She further testified on redirect examination: "Jones wanted to leave that night after the baby was killed. I heard Jones and Swink talking and Jones says, `Get me a little grip and says when it comes, why says, I will put it in and drop it off by the side of the railroad, drop it out of the window.' He said, just get a little small grip, that it would not be much bigger than a rat. . . . I first saw the grip shown me, when Swink brought it into the room and pushed it under the bed, down at the place where I was stopping. . . . The time I heard the conversation about taking the baby and putting it in a grip and Jones would carry it off and drop it by the side of the railroad, was on Wednesday afternoon before it was born Wednesday night. I don't know how Jones knew that it would not be bigger than a rat. . . . . When they was talking about carrying it off in a grip, I told them if it was alive they was not going to carry it off in no grip, and it was born alive."
The appellant showed several contradictions in the testimony of the witness, Willie Wilbur, on this trial, from what she had previously testified to in an examining trial and a habeas corpus hearing theretofore. Especially, about the time of her conception, showing that at different times she had made it in January, 1910, and December, 1909. There were other contradictions also shown. All these matters, however, were for the jury.
There was also much testimony by several physicians and other parties who saw and examined the child after it was dead and before its burial. It then seems to have been exhumed twice, once only one or two days after its interment and the last time perhaps as long as five days after its first interment.
This testimony clearly justified the jury in finding and believing that the head of the child had been mashed in; that its neck had been broken. One of the witnesses who was present and saw it when it was first disinterred and when the doctors were examining, expressed it this way: "The baby's neck seemed to be dark like it was blood-shotten all down next to the base and as the doctor would handle it, its head would fall in every direction; it had the appearance of being broke; he took it by the hair — it had long hair — he worked its head up and down like a ball with a rubber string to it, something like that; *404 it worked straight up and down. Right around just above the collar bone it seemed to be blood-shotten."
This doctor, who examined it on this disinterment, among other things, testified that he made an examination, and said: "Its neck was broken just at the base of the skull, where the skull and neck joins there and there was some discoloration on the breast just about along there, about the collar bone like, it was purple like there might have been some pressure there, discoloration about the collar bone, right on the breast, right along these bones here. . . . Its head had been mashed, the sutures running across here they were mashed down; when I put my hand on it that way I discovered a little division there like it had slipped down and I put my hand on it very easily, it went down and bloody water oozed out of the nose and when I would press here, fresh looking blood would come out of the nose and I noticed then that these sutures here were separated, had been broken down. . . . With a child's neck broken, as I found from my examination of this baby's neck, that would produce death; I don't think he would live very long under that condition. . . . Q. `If, by placing one hand on the breast bone at the point where you saw the bruises and taking the child then by the chin with the other hand, the child laying on the table, and by jerking its head back and to one side, to either side, would that break its neck, could it be broken that way?' A. `Well, I presume it could, but if its head was lying on the table it would be very difficult to break it in that position, but if its head was off the table so it could be drawn back, do it very easily, especially being drawn back and twisting its head, there would be so many ways a person might do it, throw it back and twist the head or throw it far enough back it would, I presume, unjoint the bones; this was considerably apart, I showed it to the gentlemen who were present; I just took hold of the head that way and just took it up and you could see, you could insert your finger; I didn't cut down in the neck, it was too plain a case, because I didn't think it was necessary to cut down on the neck, because just lift it that way and its head was just limber that way, just bend it around that way.'"

Exercise materials:
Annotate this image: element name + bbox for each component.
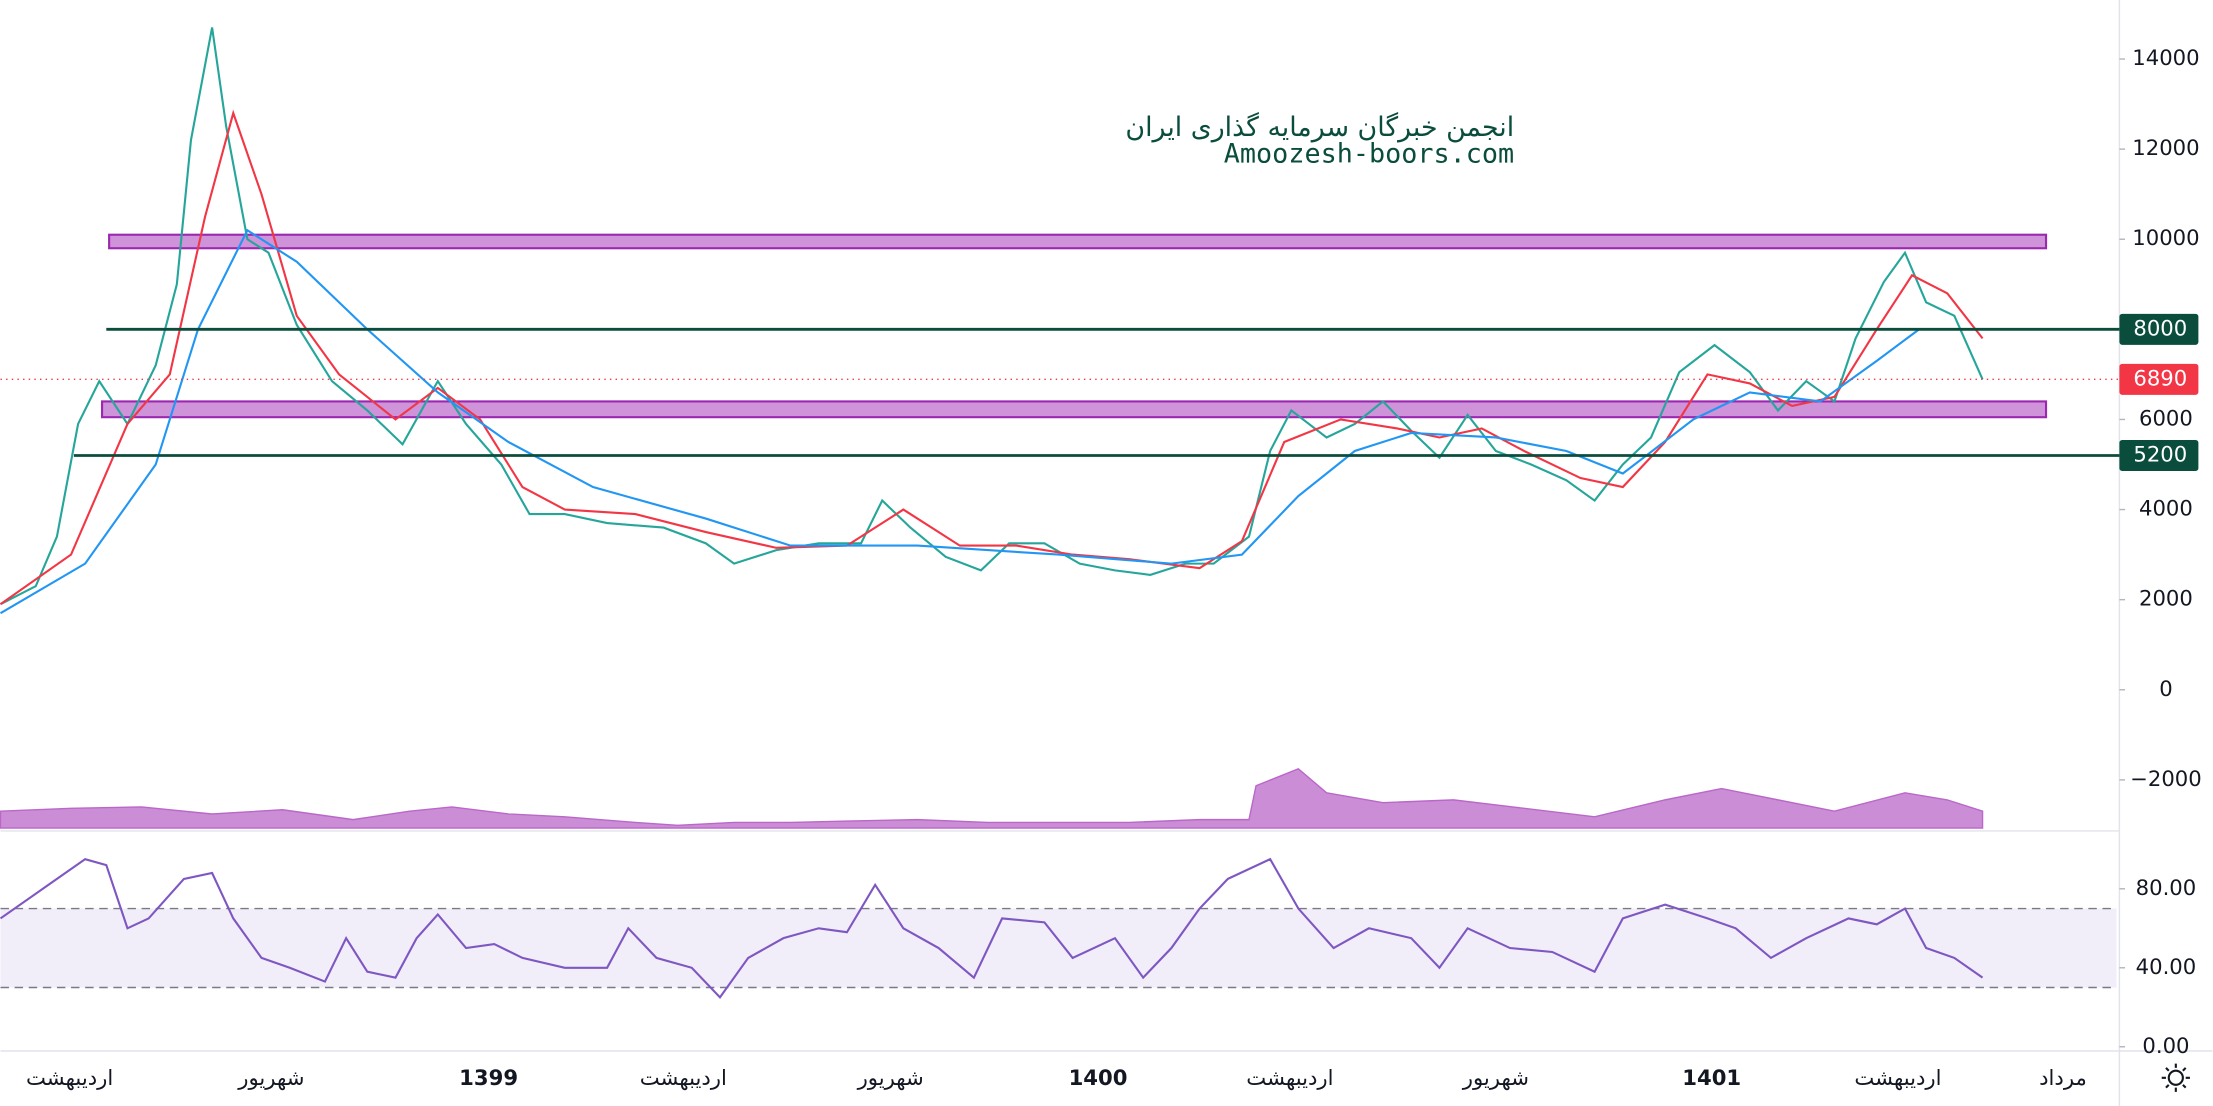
x-tick-label: اردیبهشت [640,1065,727,1090]
icon-core [2167,1069,2184,1086]
last-price-label: 6890 [2133,365,2187,390]
y-tick-label: 0.00 [2142,1033,2189,1058]
x-tick-label: اردیبهشت [26,1065,113,1090]
watermark-title: انجمن خبرگان سرمایه گذاری ایران [1125,111,1514,143]
y-tick-label: 0 [2159,676,2172,701]
x-tick-label: مرداد [2039,1065,2087,1090]
x-tick-label: اردیبهشت [1854,1065,1941,1090]
watermark-url: Amoozesh-boors.com [1224,139,1514,170]
volume-area [0,768,1984,829]
y-tick-label: 6000 [2139,405,2193,430]
x-tick-label: 1400 [1069,1065,1128,1090]
series-line [0,109,1984,606]
x-tick-label: شهریور [237,1065,304,1090]
x-tick-label: شهریور [857,1065,924,1090]
x-tick-label: 1401 [1682,1065,1741,1090]
x-tick-label: 1399 [459,1065,518,1090]
series-line [0,228,1983,615]
zone [108,233,2048,250]
y-tick-label: 12000 [2132,135,2199,160]
y-tick-label: 40.00 [2136,954,2197,979]
x-tick-label: اردیبهشت [1246,1065,1333,1090]
y-tick-label: 80.00 [2136,875,2197,900]
last-price-box [2119,363,2199,395]
series-line [0,857,1984,1000]
level-label: 8000 [2133,315,2187,340]
rsi-band-fill [0,908,2117,988]
y-tick-label: 2000 [2139,586,2193,611]
x-tick-label: شهریور [1462,1065,1529,1090]
y-tick-label: 14000 [2132,45,2199,70]
y-tick-label: 10000 [2132,225,2199,250]
y-tick-label: −2000 [2130,766,2202,791]
level-label-box [2119,439,2199,472]
level-label-box [2119,313,2199,345]
y-tick-label: 4000 [2139,496,2193,521]
zone [101,400,2048,419]
series-line [0,27,1984,606]
level-label: 5200 [2133,441,2187,466]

What to work on:
1. In the records, begin at the line that has "x-tick-label: اردیبهشت [640,1065,727,1090]" and stop after the line that has "x-tick-label: اردیبهشت [26,1065,113,1090]". Write those lines again with "last-price-label" swapped for "closing-price-label" and nothing else altered.
2. Continue the court opinion on the infant's death from the point where it ends.

Set of answers:
1.
x-tick-label: اردیبهشت [640,1065,727,1090]
icon-core [2167,1069,2184,1086]
closing-price-label: 6890 [2133,365,2187,390]
y-tick-label: 0.00 [2142,1033,2189,1058]
x-tick-label: اردیبهشت [26,1065,113,1090]

2.
Another one of the physicians who testified as to the examination of the child on its second disinterment, showed that they cut down on the baby's neck and found it was broken at the base of the skull. The vertebra bones were separated something like three-quarters of an inch, conservatively speaking. The neck was broken right where the backbone joins on to the skull, just at the base. Others who saw the child on this occasion, testified substantially as some of these doctors.
Besides the corroboration of the witness, Willie Wilbur, as shown by the testimony of the doctors who examined the child, and others who were present and saw this examination, she was also corroborated in her testimony by the two servant women, Mary Blackburn and Lula Adams, as to what was done and said in their presence and hearing on *405 the occasion and especially the two after the birth of the child when they were present that night after its birth. One of these women also corroborated her about Swink having carried to her room on Wednesday evening the telescope grip, she having seen him take it in at a door, an unusual way to go into the house. We deem it unnecessary to recite their testimony.
The appellant testified and disputed Willie Wilbur practically in all her testimony about what was done and said by him, her, and the two servant women, as she and they had testified was done and said. He contended by his testimony that he was merely called as a physician and simply and solely acted as such in the case of the confinement of the woman. He claimed that he had known Swink and was intimate with him for several years before this occasion. That he had known Willie Wilbur for only a short time before this occasion. He claimed to have seen her and Swink at a town in Oklahoma on Sunday evening prior to their going to Paris, Texas, and had examined her on that occasion. He had a woman and her daughter at this town in Oklahoma to support his testimony as to his and Willie Wilbur and Swink being together on this occasion. Willie Wilbur disputed all of his and their testimony on this point. The State introduced several witnesses who testified that they knew the general reputation for truth and veracity of the said two Oklahoma women and that it was bad. It is unnecessary to state further of the testimony.
One of appellant's contentions in the case is that the testimony is not sufficient to sustain the verdict. We have carefully gone over and considered the evidence time and again and it is our opinion that the testimony not only amply sustains the verdict, but we think it would have sustained a conviction of the appellant for a higher offense or at least for a much greater penalty than was inflicted upon him.
Appellant has twenty bills of exceptions in the record, all of which are presented by his brief. We will give the whole of the first, omitting the style of the case, the court and the signature of the judge: "Be it remembered that on the trial of the above entitled cause the following proceedings were had, to wit: Willie Wilbur, a witness for the State, being on the stand, the following question was asked said witness by the district attorney: `Who came with you when you came to Paris?' Defendant objected to the question on the ground that same was irrelevant and immaterial and was a transaction that occurred between the witness and Bill Swink in the absence of the defendant. The court overruled the objection and permitted the witness to answer the question, as follows: `Bill Swink came to Paris with me; we got here on Sunday night and stopped at the Hignite rooming house.' Counsel for defendant then and there, in open court, excepted to the action and ruling of the court and here presents this, his bill of exception No. 1, and prays that same be allowed by the *406 court and made a part of the record in this cause." In allowing the bill, the judge thus explained it:
"Bill given with the explanation that the testimony shows by defendant himself that he came to Paris at the invitation of Swink and that he saw the witness and Swink at Hugo some day or two before be (defendant) came to Paris."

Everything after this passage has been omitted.